EXTRACTED DATA:
-------

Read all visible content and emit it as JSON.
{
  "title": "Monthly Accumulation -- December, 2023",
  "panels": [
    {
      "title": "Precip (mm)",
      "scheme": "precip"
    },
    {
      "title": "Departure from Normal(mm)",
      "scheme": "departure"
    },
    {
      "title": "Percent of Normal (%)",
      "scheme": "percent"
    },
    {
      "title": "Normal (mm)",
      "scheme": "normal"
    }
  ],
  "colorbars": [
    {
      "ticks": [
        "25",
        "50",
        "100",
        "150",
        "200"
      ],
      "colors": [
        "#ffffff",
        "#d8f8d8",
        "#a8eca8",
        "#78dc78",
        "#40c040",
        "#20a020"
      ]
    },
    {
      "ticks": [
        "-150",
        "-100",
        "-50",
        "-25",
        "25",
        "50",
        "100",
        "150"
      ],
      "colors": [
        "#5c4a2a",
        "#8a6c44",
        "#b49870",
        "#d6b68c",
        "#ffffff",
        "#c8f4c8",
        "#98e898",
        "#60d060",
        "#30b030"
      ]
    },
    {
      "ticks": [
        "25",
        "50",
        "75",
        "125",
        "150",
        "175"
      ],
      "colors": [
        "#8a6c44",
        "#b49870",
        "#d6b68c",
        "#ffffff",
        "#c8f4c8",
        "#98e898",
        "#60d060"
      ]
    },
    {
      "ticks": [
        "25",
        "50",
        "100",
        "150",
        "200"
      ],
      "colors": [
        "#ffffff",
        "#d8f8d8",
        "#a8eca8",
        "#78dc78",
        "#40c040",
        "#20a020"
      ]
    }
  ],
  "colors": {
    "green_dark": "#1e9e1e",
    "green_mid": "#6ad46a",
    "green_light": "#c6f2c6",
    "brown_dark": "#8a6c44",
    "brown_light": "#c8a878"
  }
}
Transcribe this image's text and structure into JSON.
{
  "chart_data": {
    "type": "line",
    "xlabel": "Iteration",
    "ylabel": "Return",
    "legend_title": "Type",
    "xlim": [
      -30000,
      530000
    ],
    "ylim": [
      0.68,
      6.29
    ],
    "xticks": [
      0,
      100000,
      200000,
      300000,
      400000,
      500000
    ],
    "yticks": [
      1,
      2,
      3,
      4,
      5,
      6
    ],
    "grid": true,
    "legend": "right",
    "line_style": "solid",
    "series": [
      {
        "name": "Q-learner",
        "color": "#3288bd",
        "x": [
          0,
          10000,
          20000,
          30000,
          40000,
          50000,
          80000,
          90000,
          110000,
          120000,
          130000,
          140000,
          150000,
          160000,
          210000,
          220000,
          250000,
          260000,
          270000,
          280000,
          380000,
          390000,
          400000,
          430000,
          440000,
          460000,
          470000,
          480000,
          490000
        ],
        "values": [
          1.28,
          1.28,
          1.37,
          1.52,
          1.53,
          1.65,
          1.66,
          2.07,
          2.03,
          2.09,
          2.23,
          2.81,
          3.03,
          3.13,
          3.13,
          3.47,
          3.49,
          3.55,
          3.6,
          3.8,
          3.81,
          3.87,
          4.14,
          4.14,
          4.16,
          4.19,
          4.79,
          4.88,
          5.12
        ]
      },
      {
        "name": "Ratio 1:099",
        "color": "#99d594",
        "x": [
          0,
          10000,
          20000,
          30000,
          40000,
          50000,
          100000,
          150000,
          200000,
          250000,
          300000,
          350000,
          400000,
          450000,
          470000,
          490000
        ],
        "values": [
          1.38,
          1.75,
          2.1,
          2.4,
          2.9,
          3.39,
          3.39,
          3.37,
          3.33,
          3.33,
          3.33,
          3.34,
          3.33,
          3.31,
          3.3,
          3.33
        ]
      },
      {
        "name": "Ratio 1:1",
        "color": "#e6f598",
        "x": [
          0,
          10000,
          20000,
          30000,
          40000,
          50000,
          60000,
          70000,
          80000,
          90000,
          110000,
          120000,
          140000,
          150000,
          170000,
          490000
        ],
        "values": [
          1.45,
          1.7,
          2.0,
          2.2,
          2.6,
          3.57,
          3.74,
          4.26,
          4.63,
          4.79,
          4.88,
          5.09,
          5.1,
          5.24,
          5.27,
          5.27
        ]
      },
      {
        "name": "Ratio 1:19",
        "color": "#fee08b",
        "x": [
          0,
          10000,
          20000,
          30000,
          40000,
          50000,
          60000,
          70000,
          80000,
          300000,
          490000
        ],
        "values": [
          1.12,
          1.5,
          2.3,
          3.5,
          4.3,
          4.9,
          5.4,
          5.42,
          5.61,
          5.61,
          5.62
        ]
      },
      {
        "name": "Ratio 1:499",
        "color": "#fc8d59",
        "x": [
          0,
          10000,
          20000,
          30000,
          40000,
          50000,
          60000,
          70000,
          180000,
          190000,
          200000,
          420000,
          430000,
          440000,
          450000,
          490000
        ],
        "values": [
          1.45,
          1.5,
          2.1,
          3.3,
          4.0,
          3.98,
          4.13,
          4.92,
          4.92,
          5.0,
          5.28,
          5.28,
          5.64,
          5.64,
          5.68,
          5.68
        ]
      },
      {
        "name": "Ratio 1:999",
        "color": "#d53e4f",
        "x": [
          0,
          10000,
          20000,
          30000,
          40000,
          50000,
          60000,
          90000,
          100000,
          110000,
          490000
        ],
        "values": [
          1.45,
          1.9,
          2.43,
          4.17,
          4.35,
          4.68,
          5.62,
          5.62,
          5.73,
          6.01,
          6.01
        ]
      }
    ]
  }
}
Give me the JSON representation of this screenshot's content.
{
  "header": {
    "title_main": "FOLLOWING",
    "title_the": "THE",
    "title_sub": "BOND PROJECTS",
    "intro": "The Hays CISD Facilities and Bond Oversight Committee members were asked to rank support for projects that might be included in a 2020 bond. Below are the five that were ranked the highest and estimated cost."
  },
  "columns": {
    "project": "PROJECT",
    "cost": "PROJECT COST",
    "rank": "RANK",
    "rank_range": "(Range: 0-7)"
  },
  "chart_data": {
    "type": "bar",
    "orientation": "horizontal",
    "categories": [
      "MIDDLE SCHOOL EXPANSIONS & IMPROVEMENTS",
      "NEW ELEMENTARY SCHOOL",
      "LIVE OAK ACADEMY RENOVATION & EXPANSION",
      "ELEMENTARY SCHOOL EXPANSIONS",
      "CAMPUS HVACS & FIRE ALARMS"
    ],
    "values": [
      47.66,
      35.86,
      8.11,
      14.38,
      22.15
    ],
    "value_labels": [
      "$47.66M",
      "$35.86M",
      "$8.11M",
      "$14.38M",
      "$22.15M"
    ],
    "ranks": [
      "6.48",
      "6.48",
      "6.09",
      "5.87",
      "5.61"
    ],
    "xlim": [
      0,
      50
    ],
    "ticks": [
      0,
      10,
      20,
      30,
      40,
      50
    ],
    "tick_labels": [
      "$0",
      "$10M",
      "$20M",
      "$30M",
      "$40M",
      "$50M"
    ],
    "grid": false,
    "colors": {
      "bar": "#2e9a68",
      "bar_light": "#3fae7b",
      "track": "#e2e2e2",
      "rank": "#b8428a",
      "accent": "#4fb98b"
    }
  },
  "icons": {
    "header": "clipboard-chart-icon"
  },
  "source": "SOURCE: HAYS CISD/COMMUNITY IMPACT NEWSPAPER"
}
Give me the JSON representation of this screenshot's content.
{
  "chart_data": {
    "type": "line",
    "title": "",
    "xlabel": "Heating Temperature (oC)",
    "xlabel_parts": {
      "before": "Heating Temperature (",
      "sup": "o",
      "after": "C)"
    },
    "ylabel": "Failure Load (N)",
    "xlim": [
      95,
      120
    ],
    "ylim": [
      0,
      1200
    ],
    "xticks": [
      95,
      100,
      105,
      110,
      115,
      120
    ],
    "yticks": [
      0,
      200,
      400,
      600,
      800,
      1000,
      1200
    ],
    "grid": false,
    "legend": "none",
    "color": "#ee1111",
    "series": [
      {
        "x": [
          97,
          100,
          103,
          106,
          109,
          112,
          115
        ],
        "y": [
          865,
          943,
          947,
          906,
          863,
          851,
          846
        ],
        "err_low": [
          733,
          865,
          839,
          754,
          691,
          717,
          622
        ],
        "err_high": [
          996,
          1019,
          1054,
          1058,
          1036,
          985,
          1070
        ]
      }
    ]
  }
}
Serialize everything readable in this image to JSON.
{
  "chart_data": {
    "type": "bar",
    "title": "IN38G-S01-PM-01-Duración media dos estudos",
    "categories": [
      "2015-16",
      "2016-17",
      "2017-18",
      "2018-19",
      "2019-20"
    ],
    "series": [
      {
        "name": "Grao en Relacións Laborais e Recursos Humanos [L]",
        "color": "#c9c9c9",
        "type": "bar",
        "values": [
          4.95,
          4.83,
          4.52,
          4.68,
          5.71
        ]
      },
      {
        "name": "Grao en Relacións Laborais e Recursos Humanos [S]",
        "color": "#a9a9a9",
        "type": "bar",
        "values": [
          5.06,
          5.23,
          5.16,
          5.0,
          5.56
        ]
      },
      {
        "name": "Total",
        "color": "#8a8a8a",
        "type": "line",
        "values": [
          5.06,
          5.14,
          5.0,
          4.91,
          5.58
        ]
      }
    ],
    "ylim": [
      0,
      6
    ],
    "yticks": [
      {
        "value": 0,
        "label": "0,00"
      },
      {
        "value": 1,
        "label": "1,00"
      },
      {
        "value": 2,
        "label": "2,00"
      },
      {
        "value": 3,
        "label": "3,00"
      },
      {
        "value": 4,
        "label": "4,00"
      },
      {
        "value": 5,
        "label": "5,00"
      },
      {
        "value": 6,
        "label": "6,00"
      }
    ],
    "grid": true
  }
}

-------

PROBLEM:
Look over the records above and copy each line that includes the string "CISD".

RESPONSE BELOW:
    "intro": "The Hays CISD Facilities and Bond Oversight Committee members were asked to rank support for projects that might be included in a 2020 bond. Below are the five that were ranked the highest and estimated cost."
  "source": "SOURCE: HAYS CISD/COMMUNITY IMPACT NEWSPAPER"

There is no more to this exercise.